### [EXERCISE PROMPT]
Reproduce the listing below in full and without alteration, apart from its pictures.

====

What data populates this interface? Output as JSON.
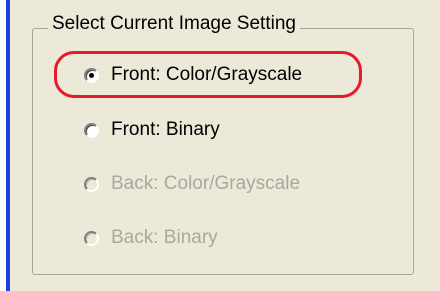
{
  "group": {
    "title": "Select Current Image Setting"
  },
  "options": [
    {
      "label": "Front: Color/Grayscale",
      "selected": true,
      "enabled": true
    },
    {
      "label": "Front: Binary",
      "selected": false,
      "enabled": true
    },
    {
      "label": "Back: Color/Grayscale",
      "selected": false,
      "enabled": false
    },
    {
      "label": "Back: Binary",
      "selected": false,
      "enabled": false
    }
  ],
  "colors": {
    "background": "#ece9d8",
    "accent_edge": "#1f3fd6",
    "highlight": "#e8192c",
    "disabled_text": "#a8a8a0"
  }
}
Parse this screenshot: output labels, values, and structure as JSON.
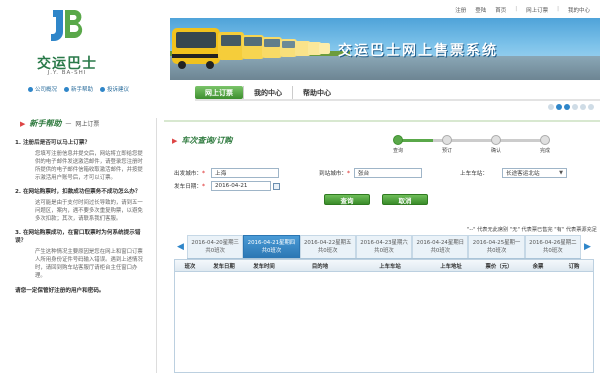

====

### [COMPLETED TASK]
What data populates this interface? Output as JSON.
{
  "group": {
    "title": "Select Current Image Setting"
  },
  "options": [
    {
      "label": "Front: Color/Grayscale",
      "selected": true,
      "enabled": true
    },
    {
      "label": "Front: Binary",
      "selected": false,
      "enabled": true
    },
    {
      "label": "Back: Color/Grayscale",
      "selected": false,
      "enabled": false
    },
    {
      "label": "Back: Binary",
      "selected": false,
      "enabled": false
    }
  ],
  "colors": {
    "background": "#ece9d8",
    "accent_edge": "#1f3fd6",
    "highlight": "#e8192c",
    "disabled_text": "#a8a8a0"
  }
}
Parse this screenshot: output labels, values, and structure as JSON.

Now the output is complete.